(Saved entries)
--- BEGIN ---

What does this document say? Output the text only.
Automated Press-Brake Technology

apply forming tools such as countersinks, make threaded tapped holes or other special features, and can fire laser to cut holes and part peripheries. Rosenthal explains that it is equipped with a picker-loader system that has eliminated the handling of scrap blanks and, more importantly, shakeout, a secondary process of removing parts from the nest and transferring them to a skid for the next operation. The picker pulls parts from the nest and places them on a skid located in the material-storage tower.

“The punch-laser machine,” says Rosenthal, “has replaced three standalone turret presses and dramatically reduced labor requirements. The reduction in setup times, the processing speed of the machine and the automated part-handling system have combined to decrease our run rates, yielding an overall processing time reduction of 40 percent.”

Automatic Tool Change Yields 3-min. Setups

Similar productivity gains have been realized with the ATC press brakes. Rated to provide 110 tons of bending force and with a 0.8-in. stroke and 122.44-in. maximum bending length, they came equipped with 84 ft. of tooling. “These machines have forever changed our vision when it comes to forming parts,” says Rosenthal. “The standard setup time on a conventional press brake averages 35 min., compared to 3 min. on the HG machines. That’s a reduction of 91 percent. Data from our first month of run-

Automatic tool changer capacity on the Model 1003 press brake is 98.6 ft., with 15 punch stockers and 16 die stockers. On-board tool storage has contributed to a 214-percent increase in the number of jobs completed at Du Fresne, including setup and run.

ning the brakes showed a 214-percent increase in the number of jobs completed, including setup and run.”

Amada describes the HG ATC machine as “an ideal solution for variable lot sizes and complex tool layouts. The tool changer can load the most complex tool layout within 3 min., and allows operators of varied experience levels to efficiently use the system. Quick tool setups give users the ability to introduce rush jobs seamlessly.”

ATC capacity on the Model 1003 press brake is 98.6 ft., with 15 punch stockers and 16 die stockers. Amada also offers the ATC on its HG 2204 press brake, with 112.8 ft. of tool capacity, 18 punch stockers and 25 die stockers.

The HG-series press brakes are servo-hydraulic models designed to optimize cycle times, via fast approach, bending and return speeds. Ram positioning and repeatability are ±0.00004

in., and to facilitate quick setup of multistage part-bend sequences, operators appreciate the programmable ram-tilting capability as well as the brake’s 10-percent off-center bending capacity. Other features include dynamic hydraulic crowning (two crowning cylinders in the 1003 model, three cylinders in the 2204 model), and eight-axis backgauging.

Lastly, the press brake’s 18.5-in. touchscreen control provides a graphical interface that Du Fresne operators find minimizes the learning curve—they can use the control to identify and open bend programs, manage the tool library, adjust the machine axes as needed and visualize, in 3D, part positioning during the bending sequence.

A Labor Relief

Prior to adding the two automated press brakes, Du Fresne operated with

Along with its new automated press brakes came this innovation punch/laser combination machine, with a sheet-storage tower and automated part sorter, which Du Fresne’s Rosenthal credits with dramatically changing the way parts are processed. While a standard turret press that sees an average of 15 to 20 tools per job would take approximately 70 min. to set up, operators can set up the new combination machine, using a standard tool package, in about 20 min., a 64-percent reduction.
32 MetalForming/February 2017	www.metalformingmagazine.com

--- END ---
--- BEGIN ---

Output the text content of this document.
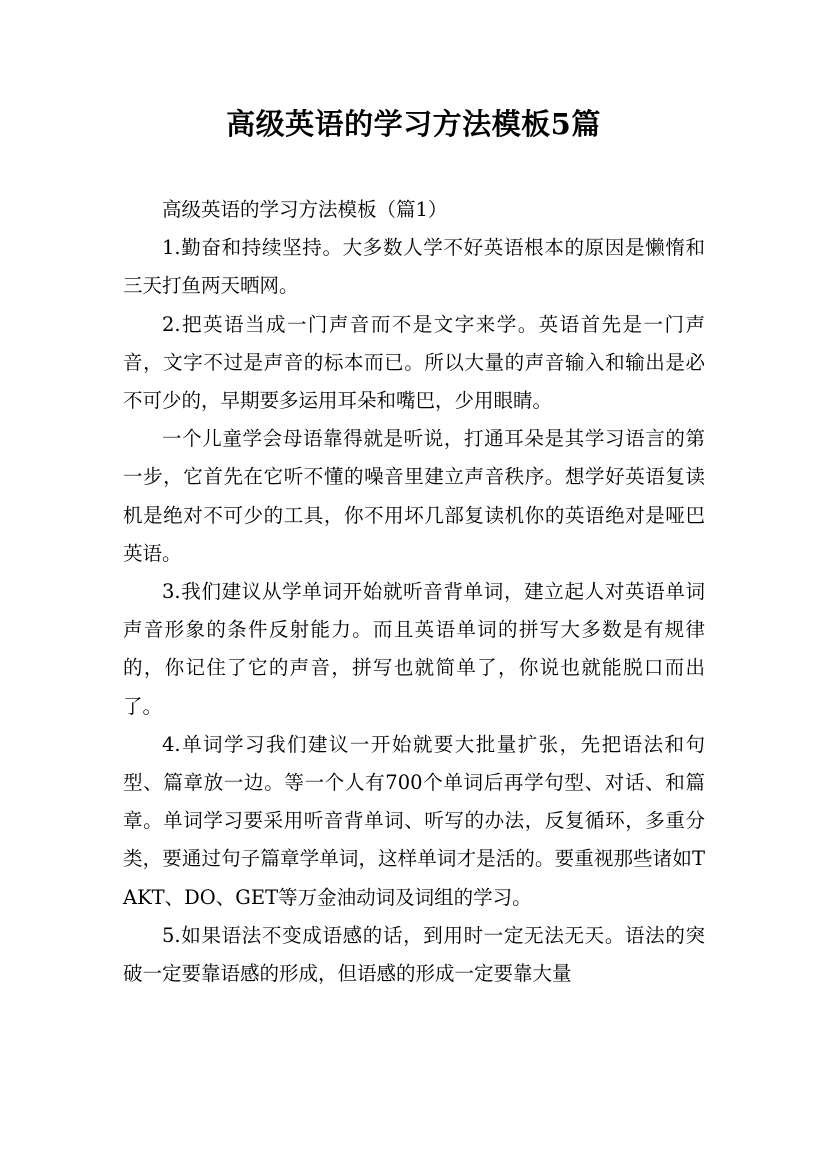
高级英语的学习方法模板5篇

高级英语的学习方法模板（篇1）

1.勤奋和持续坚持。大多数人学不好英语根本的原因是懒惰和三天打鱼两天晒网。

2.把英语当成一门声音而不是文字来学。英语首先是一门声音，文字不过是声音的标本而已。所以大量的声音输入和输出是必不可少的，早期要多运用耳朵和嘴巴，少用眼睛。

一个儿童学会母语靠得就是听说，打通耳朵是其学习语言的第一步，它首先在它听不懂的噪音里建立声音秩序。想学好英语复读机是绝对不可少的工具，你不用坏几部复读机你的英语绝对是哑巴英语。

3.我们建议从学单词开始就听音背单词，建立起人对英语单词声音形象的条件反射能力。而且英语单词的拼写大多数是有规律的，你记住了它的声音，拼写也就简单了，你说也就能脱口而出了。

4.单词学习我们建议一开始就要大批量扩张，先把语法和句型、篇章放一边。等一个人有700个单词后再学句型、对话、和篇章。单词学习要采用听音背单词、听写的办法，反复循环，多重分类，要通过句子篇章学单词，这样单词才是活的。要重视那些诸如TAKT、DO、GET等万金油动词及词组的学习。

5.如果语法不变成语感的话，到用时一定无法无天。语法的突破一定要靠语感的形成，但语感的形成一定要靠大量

--- END ---
--- BEGIN ---

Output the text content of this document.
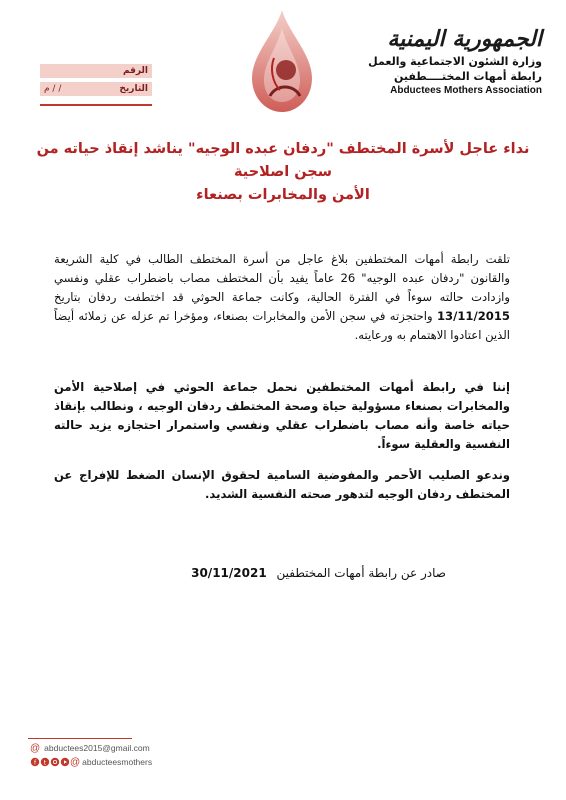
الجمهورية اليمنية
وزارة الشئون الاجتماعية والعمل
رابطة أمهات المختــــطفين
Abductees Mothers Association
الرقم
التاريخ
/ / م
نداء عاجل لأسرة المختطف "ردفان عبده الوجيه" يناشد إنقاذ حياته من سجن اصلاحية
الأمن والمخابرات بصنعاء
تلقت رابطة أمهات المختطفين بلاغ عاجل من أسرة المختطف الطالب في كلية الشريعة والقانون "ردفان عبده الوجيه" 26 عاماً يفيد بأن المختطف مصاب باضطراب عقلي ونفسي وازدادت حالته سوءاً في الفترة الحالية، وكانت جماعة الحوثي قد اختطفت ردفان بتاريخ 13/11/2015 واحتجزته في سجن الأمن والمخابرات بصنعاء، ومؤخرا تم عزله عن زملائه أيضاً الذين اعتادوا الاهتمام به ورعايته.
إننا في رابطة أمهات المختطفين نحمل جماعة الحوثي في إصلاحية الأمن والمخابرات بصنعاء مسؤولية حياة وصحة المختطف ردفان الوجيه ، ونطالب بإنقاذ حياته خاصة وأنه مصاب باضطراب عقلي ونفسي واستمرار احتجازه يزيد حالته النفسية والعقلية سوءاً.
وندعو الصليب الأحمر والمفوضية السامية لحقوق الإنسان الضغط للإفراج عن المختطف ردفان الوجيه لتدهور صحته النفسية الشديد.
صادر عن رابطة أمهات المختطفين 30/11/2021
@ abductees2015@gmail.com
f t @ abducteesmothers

--- END ---

- [EXERCISE AIM]
Collect the lines of the data that carry the word "stockers".

- [REPLY]
Automatic tool changer capacity on the Model 1003 press brake is 98.6 ft., with 15 punch stockers and 16 die stockers. On-board tool storage has contributed to a 214-percent increase in the number of jobs completed at Du Fresne, including setup and run.
ATC capacity on the Model 1003 press brake is 98.6 ft., with 15 punch stockers and 16 die stockers. Amada also offers the ATC on its HG 2204 press brake, with 112.8 ft. of tool capacity, 18 punch stockers and 25 die stockers.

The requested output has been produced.